Please lay out the material below as a JSON list of strings, one string for each line, with blank lines left out.
──────── INPUT ROWS
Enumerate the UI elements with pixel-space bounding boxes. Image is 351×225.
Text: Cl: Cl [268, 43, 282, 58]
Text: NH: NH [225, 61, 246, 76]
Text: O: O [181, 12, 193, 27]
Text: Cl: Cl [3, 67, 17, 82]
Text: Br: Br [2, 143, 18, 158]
────────────────
**EXERCISE SOLUTION:**
[
  "Enumerate the UI elements with pixel-space bounding boxes. Image is 351×225.",
  "Text: Cl: Cl [268, 43, 282, 58]",
  "Text: NH: NH [225, 61, 246, 76]",
  "Text: O: O [181, 12, 193, 27]",
  "Text: Cl: Cl [3, 67, 17, 82]",
  "Text: Br: Br [2, 143, 18, 158]"
]